DATASET EXTRACT.

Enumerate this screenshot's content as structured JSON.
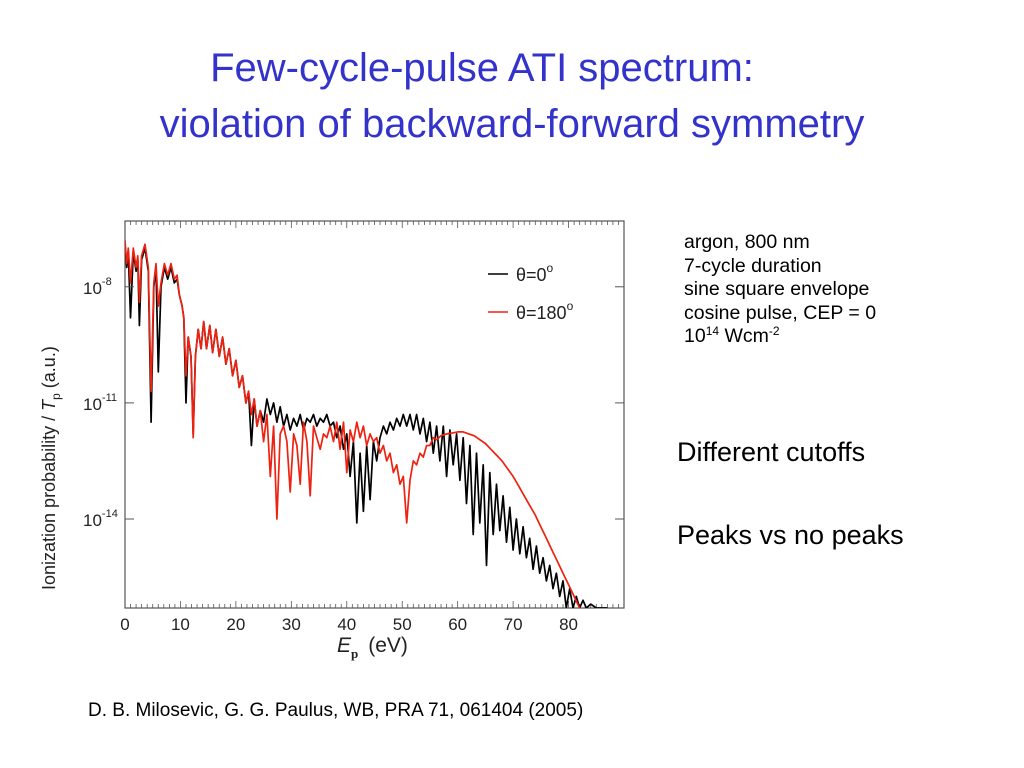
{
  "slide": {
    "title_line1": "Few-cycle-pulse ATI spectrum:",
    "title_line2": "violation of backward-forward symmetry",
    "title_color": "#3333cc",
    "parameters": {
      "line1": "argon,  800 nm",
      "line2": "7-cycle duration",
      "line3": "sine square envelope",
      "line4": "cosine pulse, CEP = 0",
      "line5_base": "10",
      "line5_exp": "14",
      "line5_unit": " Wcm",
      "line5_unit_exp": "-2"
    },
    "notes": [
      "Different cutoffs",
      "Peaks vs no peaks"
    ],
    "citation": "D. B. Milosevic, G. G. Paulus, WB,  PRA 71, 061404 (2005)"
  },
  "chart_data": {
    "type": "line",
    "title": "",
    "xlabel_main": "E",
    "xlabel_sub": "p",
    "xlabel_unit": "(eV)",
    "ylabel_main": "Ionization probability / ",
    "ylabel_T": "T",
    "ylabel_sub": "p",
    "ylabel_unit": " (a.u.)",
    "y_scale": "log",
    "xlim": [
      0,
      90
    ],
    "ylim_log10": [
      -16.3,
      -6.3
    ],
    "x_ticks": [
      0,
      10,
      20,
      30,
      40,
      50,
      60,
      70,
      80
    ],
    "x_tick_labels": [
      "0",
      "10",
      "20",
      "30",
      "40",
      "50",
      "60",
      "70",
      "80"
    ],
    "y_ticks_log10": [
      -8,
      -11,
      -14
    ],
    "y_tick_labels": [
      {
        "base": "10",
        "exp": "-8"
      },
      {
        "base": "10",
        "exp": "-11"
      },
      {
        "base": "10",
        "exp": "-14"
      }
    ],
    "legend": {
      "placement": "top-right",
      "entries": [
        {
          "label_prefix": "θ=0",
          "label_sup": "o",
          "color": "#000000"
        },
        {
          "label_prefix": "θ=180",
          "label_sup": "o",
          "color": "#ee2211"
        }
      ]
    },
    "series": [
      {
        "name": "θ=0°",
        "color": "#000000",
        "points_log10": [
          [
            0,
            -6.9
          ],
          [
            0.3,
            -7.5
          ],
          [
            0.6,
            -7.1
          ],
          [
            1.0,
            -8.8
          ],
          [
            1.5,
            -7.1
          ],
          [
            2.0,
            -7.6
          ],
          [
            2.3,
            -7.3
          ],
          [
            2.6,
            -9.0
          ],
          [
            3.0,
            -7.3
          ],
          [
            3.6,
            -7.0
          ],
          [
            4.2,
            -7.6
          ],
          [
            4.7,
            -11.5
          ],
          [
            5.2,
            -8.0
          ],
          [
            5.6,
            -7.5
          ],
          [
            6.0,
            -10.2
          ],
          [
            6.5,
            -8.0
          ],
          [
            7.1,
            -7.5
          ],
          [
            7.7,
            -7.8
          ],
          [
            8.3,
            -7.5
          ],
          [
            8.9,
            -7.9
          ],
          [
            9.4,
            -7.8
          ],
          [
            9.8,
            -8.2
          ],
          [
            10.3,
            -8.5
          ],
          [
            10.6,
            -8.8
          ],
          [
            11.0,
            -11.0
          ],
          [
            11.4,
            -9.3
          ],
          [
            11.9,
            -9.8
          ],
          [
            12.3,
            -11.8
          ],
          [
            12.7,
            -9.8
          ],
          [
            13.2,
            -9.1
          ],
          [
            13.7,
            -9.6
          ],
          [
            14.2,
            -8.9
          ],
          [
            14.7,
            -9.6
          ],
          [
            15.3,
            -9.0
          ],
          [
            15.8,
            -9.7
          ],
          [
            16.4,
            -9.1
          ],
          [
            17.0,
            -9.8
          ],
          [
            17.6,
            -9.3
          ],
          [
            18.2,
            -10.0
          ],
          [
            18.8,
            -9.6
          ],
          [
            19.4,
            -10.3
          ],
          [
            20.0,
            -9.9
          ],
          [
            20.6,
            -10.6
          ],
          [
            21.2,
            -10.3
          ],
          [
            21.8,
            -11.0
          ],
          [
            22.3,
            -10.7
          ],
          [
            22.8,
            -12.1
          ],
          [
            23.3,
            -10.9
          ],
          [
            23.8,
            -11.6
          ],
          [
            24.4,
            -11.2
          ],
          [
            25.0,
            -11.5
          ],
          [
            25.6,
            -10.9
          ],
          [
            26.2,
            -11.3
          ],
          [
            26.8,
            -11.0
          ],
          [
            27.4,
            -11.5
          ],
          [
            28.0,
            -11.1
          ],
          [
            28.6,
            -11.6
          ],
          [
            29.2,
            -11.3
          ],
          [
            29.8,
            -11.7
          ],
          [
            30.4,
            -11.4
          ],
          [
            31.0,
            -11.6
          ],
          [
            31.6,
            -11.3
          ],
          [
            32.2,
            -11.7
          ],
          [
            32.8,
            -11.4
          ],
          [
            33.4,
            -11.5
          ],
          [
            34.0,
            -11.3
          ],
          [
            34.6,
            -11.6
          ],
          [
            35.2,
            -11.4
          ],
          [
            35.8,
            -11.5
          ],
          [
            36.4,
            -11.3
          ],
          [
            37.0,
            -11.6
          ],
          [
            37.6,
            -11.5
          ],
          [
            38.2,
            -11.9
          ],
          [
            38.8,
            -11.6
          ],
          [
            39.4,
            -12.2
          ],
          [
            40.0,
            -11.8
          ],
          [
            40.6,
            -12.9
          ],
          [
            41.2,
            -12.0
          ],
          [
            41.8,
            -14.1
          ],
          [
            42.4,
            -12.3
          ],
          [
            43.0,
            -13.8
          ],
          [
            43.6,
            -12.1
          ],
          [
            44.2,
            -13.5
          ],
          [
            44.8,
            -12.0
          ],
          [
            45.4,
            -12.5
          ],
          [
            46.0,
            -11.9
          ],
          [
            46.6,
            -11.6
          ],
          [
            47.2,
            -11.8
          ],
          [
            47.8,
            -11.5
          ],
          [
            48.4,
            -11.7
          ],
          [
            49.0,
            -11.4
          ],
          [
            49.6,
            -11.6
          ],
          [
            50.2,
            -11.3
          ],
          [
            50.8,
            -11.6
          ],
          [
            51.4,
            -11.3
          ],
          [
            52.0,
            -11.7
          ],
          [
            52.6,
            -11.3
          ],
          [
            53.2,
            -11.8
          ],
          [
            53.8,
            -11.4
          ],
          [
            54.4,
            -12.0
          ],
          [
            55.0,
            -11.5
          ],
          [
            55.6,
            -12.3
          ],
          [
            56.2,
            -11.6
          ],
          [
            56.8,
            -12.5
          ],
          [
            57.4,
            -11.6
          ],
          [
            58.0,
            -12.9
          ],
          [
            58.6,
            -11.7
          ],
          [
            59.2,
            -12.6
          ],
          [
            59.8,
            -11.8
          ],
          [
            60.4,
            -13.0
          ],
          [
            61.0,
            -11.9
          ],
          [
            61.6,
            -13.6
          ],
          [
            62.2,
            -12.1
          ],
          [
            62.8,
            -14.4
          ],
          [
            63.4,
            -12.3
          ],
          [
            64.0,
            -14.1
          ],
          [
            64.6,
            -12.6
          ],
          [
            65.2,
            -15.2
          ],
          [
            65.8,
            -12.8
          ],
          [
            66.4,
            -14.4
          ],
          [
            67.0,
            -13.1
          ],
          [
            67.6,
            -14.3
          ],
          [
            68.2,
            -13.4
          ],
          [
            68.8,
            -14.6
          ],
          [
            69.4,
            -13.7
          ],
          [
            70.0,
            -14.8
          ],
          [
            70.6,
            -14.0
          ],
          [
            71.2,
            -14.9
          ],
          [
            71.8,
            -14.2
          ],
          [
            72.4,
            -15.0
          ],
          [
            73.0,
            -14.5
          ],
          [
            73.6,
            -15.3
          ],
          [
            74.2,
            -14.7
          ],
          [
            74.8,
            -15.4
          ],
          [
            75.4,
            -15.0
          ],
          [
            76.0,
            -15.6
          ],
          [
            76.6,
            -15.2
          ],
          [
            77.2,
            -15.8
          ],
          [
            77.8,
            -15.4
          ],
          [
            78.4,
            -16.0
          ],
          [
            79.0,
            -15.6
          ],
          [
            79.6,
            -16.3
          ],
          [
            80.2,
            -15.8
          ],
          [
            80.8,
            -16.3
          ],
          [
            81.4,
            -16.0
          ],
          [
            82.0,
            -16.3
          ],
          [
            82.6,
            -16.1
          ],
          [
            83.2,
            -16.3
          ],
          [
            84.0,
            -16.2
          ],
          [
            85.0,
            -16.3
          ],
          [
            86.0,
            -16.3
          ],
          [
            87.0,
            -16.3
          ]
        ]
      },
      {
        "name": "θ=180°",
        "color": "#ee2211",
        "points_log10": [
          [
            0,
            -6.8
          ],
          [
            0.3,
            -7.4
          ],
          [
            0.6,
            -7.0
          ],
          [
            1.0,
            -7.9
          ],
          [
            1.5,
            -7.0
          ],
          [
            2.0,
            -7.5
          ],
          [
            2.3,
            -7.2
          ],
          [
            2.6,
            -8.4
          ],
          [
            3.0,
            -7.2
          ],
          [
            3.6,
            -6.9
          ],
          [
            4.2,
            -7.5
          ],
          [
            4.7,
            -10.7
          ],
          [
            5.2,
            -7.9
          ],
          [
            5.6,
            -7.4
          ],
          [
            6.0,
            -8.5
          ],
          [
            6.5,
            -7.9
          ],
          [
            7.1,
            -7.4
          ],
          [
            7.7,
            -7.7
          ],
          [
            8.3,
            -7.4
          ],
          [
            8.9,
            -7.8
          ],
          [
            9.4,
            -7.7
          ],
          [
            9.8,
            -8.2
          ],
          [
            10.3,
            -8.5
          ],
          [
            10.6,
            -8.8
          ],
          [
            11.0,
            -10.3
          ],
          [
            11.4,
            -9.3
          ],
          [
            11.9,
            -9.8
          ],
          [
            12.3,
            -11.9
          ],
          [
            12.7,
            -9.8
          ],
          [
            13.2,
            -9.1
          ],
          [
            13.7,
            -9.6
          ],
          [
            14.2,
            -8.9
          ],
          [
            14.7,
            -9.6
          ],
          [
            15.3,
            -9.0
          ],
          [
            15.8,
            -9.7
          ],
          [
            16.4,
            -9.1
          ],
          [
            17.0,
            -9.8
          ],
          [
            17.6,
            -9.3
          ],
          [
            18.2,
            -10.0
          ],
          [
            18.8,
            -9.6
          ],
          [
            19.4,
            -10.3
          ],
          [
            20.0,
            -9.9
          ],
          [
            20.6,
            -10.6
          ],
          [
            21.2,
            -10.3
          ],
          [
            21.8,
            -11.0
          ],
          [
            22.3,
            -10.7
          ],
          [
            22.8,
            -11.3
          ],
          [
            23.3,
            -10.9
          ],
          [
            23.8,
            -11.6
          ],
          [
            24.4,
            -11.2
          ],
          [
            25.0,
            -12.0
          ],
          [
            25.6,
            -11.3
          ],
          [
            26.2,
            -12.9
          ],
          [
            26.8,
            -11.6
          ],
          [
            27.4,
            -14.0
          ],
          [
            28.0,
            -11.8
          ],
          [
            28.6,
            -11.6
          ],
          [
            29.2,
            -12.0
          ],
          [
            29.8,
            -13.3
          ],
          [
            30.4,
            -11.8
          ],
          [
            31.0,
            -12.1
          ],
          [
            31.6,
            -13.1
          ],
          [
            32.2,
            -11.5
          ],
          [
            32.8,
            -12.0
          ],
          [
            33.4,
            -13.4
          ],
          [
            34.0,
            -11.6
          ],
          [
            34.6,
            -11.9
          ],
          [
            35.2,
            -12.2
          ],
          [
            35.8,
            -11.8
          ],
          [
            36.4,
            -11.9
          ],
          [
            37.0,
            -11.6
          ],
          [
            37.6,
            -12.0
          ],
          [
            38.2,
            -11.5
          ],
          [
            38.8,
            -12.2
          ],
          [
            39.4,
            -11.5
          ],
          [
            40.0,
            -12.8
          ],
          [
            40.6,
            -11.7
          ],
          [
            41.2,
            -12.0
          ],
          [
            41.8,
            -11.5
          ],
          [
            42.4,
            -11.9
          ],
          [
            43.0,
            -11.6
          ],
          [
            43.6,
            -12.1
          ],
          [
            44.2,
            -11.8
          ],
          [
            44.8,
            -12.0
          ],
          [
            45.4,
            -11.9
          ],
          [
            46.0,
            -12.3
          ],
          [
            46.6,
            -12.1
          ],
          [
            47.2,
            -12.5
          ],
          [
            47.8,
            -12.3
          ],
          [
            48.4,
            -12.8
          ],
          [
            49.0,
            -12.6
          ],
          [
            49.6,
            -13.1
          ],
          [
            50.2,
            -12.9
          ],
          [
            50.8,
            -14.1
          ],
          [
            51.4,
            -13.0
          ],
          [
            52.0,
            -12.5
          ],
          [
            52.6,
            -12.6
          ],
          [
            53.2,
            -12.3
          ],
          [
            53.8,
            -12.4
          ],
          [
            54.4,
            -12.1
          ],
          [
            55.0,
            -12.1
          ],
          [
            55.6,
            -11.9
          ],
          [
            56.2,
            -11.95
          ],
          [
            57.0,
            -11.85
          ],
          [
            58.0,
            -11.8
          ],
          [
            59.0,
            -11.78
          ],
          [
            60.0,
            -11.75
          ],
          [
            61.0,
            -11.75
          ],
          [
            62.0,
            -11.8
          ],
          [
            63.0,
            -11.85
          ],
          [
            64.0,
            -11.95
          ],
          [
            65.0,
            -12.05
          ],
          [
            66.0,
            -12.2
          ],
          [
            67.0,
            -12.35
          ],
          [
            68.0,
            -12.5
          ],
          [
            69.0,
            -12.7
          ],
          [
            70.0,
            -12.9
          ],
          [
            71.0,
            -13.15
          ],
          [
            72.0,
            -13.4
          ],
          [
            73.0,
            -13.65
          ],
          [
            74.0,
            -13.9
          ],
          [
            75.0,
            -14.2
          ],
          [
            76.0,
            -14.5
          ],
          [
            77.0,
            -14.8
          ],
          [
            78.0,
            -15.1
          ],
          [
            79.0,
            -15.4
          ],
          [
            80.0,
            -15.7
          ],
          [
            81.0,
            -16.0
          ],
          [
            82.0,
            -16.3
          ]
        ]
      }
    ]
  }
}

PROBLEM REQUIREMENTS.
Gather up every line from the listing above in which the word "cycle" occurs.

FINAL RESULT.
    "title_line1": "Few-cycle-pulse ATI spectrum:",
      "line2": "7-cycle duration",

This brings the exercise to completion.